Exercise brief
For each line that holds "Collector", copy the line out.

[Records from a data source]
|---|

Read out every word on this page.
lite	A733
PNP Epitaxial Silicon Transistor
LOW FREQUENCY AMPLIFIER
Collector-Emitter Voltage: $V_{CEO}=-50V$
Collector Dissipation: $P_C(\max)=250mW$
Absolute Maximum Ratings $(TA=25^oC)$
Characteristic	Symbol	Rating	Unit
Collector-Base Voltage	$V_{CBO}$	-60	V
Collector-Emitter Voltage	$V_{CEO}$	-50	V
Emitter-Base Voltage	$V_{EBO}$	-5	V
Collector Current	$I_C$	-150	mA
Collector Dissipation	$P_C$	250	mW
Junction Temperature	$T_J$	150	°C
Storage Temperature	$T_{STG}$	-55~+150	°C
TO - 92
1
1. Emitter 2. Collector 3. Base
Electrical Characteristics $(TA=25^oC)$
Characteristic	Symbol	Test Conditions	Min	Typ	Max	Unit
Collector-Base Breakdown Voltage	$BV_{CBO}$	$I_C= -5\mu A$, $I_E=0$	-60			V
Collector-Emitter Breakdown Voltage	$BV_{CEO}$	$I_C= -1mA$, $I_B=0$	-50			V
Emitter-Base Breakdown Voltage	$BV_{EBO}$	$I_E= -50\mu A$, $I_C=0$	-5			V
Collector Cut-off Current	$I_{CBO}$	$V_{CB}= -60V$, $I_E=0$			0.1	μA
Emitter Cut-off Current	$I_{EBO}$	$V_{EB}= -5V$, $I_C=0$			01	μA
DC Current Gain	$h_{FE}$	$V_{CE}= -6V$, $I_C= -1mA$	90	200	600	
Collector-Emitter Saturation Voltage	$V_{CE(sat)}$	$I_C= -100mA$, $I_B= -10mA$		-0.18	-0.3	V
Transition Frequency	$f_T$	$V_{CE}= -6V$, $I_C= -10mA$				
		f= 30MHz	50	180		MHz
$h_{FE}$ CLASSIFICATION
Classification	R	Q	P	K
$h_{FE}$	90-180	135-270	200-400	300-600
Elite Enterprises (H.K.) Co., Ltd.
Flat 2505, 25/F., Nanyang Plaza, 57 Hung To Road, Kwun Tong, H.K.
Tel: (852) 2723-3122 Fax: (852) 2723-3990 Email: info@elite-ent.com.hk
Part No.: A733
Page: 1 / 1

|---|

Reply
Collector-Emitter Voltage: $V_{CEO}=-50V$
Collector Dissipation: $P_C(\max)=250mW$
Collector-Base Voltage	$V_{CBO}$	-60	V
Collector-Emitter Voltage	$V_{CEO}$	-50	V
Collector Current	$I_C$	-150	mA
Collector Dissipation	$P_C$	250	mW
1. Emitter 2. Collector 3. Base
Collector-Base Breakdown Voltage	$BV_{CBO}$	$I_C= -5\mu A$, $I_E=0$	-60			V
Collector-Emitter Breakdown Voltage	$BV_{CEO}$	$I_C= -1mA$, $I_B=0$	-50			V
Collector Cut-off Current	$I_{CBO}$	$V_{CB}= -60V$, $I_E=0$			0.1	μA
Collector-Emitter Saturation Voltage	$V_{CE(sat)}$	$I_C= -100mA$, $I_B= -10mA$		-0.18	-0.3	V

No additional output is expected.